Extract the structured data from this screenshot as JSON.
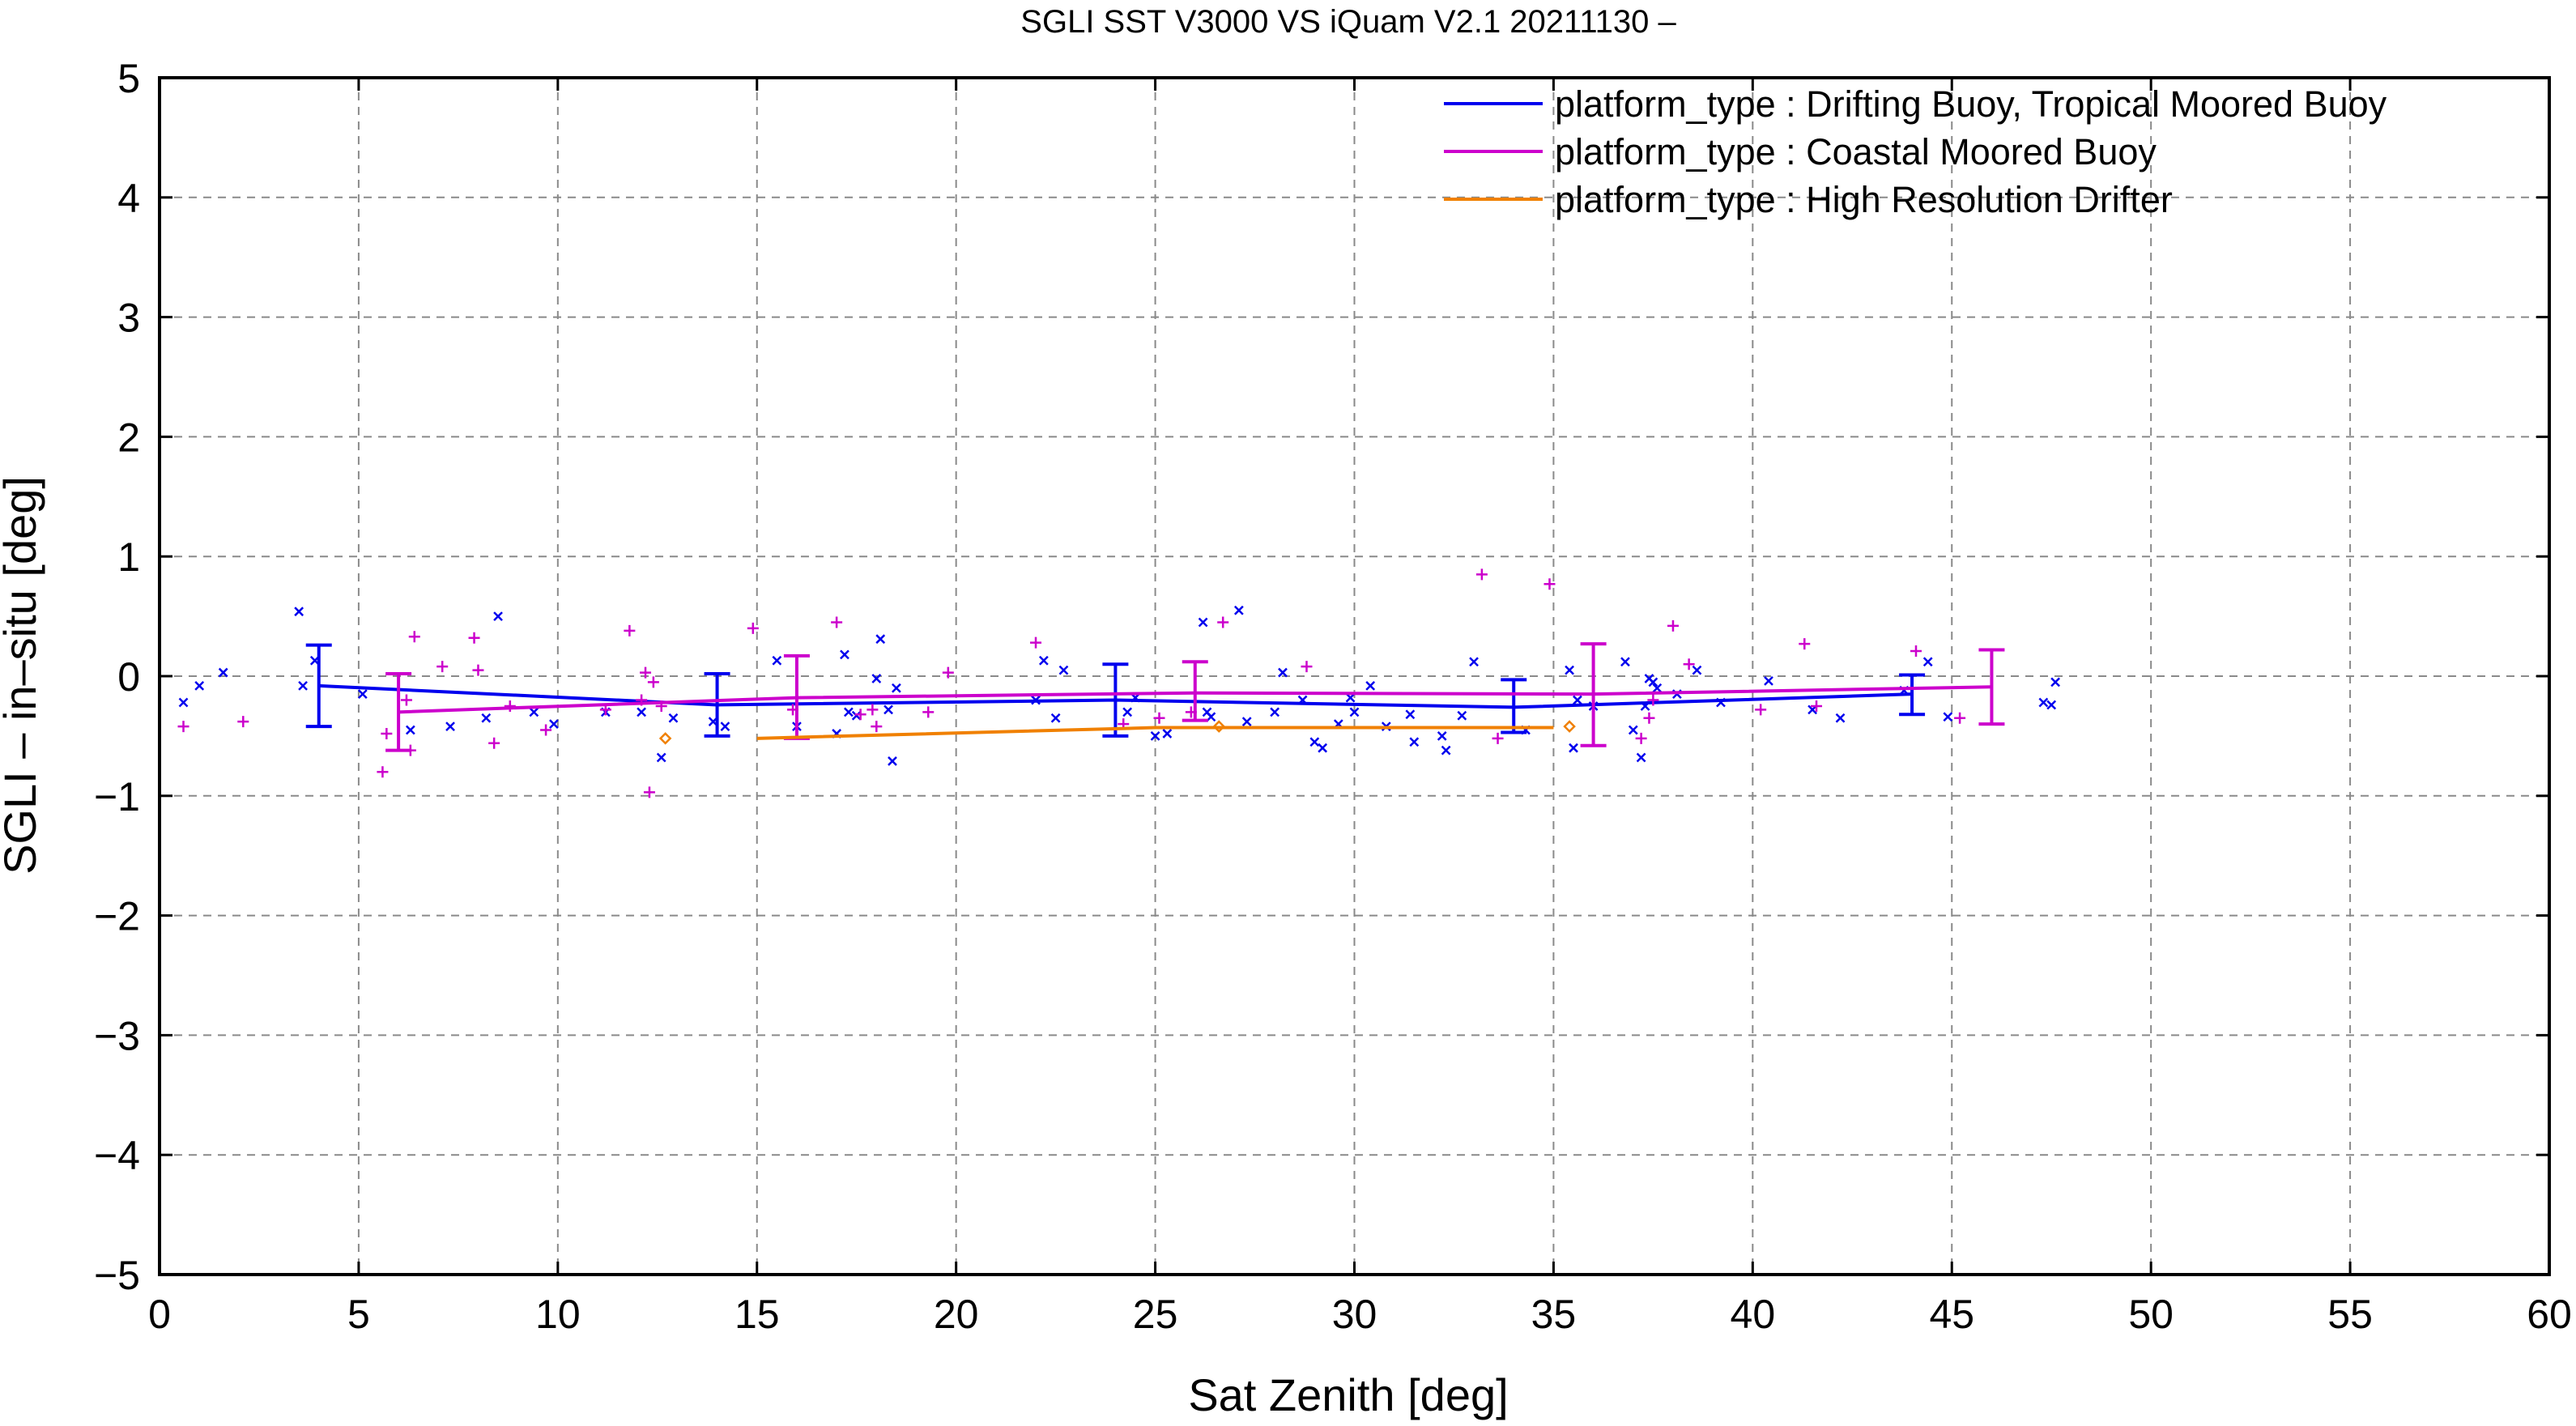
{
  "chart_data": {
    "type": "scatter",
    "title": "SGLI SST V3000 VS iQuam V2.1 20211130 –",
    "xlabel": "Sat Zenith [deg]",
    "ylabel": "SGLI – in–situ [deg]",
    "xlim": [
      0,
      60
    ],
    "ylim": [
      -5,
      5
    ],
    "x_ticks": [
      0,
      5,
      10,
      15,
      20,
      25,
      30,
      35,
      40,
      45,
      50,
      55,
      60
    ],
    "y_ticks": [
      5,
      4,
      3,
      2,
      1,
      0,
      -1,
      -2,
      -3,
      -4,
      -5
    ],
    "y_tick_labels": [
      "5",
      "4",
      "3",
      "2",
      "1",
      "0",
      "−1",
      "−2",
      "−3",
      "−4",
      "−5"
    ],
    "grid": true,
    "legend_position": "top-right",
    "series": [
      {
        "name": "platform_type : Drifting Buoy, Tropical Moored Buoy",
        "color": "#0000ee",
        "marker": "x",
        "points": [
          [
            0.6,
            -0.22
          ],
          [
            1.0,
            -0.08
          ],
          [
            1.6,
            0.03
          ],
          [
            3.5,
            0.54
          ],
          [
            3.6,
            -0.08
          ],
          [
            3.9,
            0.13
          ],
          [
            5.1,
            -0.15
          ],
          [
            6.3,
            -0.45
          ],
          [
            7.3,
            -0.42
          ],
          [
            8.2,
            -0.35
          ],
          [
            8.5,
            0.5
          ],
          [
            9.4,
            -0.3
          ],
          [
            9.9,
            -0.4
          ],
          [
            11.2,
            -0.3
          ],
          [
            12.1,
            -0.3
          ],
          [
            12.6,
            -0.68
          ],
          [
            12.9,
            -0.35
          ],
          [
            13.9,
            -0.38
          ],
          [
            14.2,
            -0.42
          ],
          [
            15.5,
            0.13
          ],
          [
            16.0,
            -0.42
          ],
          [
            17.0,
            -0.48
          ],
          [
            17.2,
            0.18
          ],
          [
            17.3,
            -0.3
          ],
          [
            17.5,
            -0.33
          ],
          [
            18.0,
            -0.02
          ],
          [
            18.1,
            0.31
          ],
          [
            18.3,
            -0.28
          ],
          [
            18.4,
            -0.71
          ],
          [
            18.5,
            -0.1
          ],
          [
            22.0,
            -0.2
          ],
          [
            22.2,
            0.13
          ],
          [
            22.5,
            -0.35
          ],
          [
            22.7,
            0.05
          ],
          [
            24.3,
            -0.3
          ],
          [
            24.5,
            -0.18
          ],
          [
            25.0,
            -0.5
          ],
          [
            25.3,
            -0.48
          ],
          [
            26.2,
            0.45
          ],
          [
            26.3,
            -0.3
          ],
          [
            26.4,
            -0.34
          ],
          [
            27.1,
            0.55
          ],
          [
            27.3,
            -0.38
          ],
          [
            28.0,
            -0.3
          ],
          [
            28.2,
            0.03
          ],
          [
            28.7,
            -0.2
          ],
          [
            29.0,
            -0.55
          ],
          [
            29.2,
            -0.6
          ],
          [
            29.6,
            -0.4
          ],
          [
            29.9,
            -0.18
          ],
          [
            30.0,
            -0.3
          ],
          [
            30.4,
            -0.08
          ],
          [
            30.8,
            -0.42
          ],
          [
            31.4,
            -0.32
          ],
          [
            31.5,
            -0.55
          ],
          [
            32.2,
            -0.5
          ],
          [
            32.3,
            -0.62
          ],
          [
            32.7,
            -0.33
          ],
          [
            33.0,
            0.12
          ],
          [
            34.3,
            -0.45
          ],
          [
            35.4,
            0.05
          ],
          [
            35.5,
            -0.6
          ],
          [
            35.6,
            -0.2
          ],
          [
            36.0,
            -0.25
          ],
          [
            36.8,
            0.12
          ],
          [
            37.0,
            -0.45
          ],
          [
            37.2,
            -0.68
          ],
          [
            37.3,
            -0.25
          ],
          [
            37.4,
            -0.02
          ],
          [
            37.5,
            -0.05
          ],
          [
            37.6,
            -0.1
          ],
          [
            38.1,
            -0.15
          ],
          [
            38.6,
            0.05
          ],
          [
            39.2,
            -0.22
          ],
          [
            40.4,
            -0.04
          ],
          [
            41.5,
            -0.28
          ],
          [
            42.2,
            -0.35
          ],
          [
            43.8,
            -0.12
          ],
          [
            44.4,
            0.12
          ],
          [
            44.9,
            -0.34
          ],
          [
            47.3,
            -0.22
          ],
          [
            47.5,
            -0.24
          ],
          [
            47.6,
            -0.05
          ]
        ],
        "mean_line": [
          [
            4,
            -0.08
          ],
          [
            14,
            -0.24
          ],
          [
            24,
            -0.2
          ],
          [
            34,
            -0.26
          ],
          [
            44,
            -0.15
          ]
        ],
        "error_bars": [
          [
            4,
            -0.42,
            0.26
          ],
          [
            14,
            -0.5,
            0.02
          ],
          [
            24,
            -0.5,
            0.1
          ],
          [
            34,
            -0.47,
            -0.03
          ],
          [
            44,
            -0.32,
            0.01
          ]
        ]
      },
      {
        "name": "platform_type : Coastal Moored Buoy",
        "color": "#cc00cc",
        "marker": "+",
        "points": [
          [
            0.6,
            -0.42
          ],
          [
            2.1,
            -0.38
          ],
          [
            5.6,
            -0.8
          ],
          [
            5.7,
            -0.48
          ],
          [
            6.3,
            -0.62
          ],
          [
            6.4,
            0.33
          ],
          [
            6.2,
            -0.2
          ],
          [
            7.1,
            0.08
          ],
          [
            7.9,
            0.32
          ],
          [
            8.0,
            0.05
          ],
          [
            8.4,
            -0.56
          ],
          [
            8.8,
            -0.25
          ],
          [
            9.7,
            -0.45
          ],
          [
            11.2,
            -0.28
          ],
          [
            11.8,
            0.38
          ],
          [
            12.1,
            -0.2
          ],
          [
            12.2,
            0.03
          ],
          [
            12.3,
            -0.97
          ],
          [
            12.4,
            -0.05
          ],
          [
            12.6,
            -0.25
          ],
          [
            14.9,
            0.4
          ],
          [
            15.9,
            -0.28
          ],
          [
            17.0,
            0.45
          ],
          [
            17.6,
            -0.32
          ],
          [
            17.9,
            -0.28
          ],
          [
            18.0,
            -0.42
          ],
          [
            19.3,
            -0.3
          ],
          [
            19.8,
            0.03
          ],
          [
            22.0,
            0.28
          ],
          [
            24.2,
            -0.4
          ],
          [
            25.1,
            -0.35
          ],
          [
            25.9,
            -0.3
          ],
          [
            26.7,
            0.45
          ],
          [
            28.8,
            0.08
          ],
          [
            33.2,
            0.85
          ],
          [
            33.6,
            -0.52
          ],
          [
            34.9,
            0.77
          ],
          [
            37.2,
            -0.52
          ],
          [
            37.4,
            -0.35
          ],
          [
            37.5,
            -0.2
          ],
          [
            38.0,
            0.42
          ],
          [
            38.4,
            0.1
          ],
          [
            40.2,
            -0.28
          ],
          [
            41.3,
            0.27
          ],
          [
            41.6,
            -0.25
          ],
          [
            44.1,
            0.21
          ],
          [
            45.2,
            -0.35
          ]
        ],
        "mean_line": [
          [
            6,
            -0.3
          ],
          [
            16,
            -0.18
          ],
          [
            26,
            -0.14
          ],
          [
            36,
            -0.15
          ],
          [
            46,
            -0.09
          ]
        ],
        "error_bars": [
          [
            6,
            -0.62,
            0.02
          ],
          [
            16,
            -0.52,
            0.17
          ],
          [
            26,
            -0.37,
            0.12
          ],
          [
            36,
            -0.58,
            0.27
          ],
          [
            46,
            -0.4,
            0.22
          ]
        ]
      },
      {
        "name": "platform_type : High Resolution Drifter",
        "color": "#f08000",
        "marker": "diamond",
        "points": [
          [
            12.7,
            -0.52
          ],
          [
            26.6,
            -0.42
          ],
          [
            35.4,
            -0.42
          ]
        ],
        "mean_line": [
          [
            15,
            -0.52
          ],
          [
            25,
            -0.43
          ],
          [
            35,
            -0.43
          ]
        ],
        "error_bars": []
      }
    ]
  }
}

▶ **WORK TO DO**: In the entries above, identify every line with the string "name".

▶ **ANSWER TO THIS PROBLEM**:
        "name": "platform_type : Drifting Buoy, Tropical Moored Buoy",
        "name": "platform_type : Coastal Moored Buoy",
        "name": "platform_type : High Resolution Drifter",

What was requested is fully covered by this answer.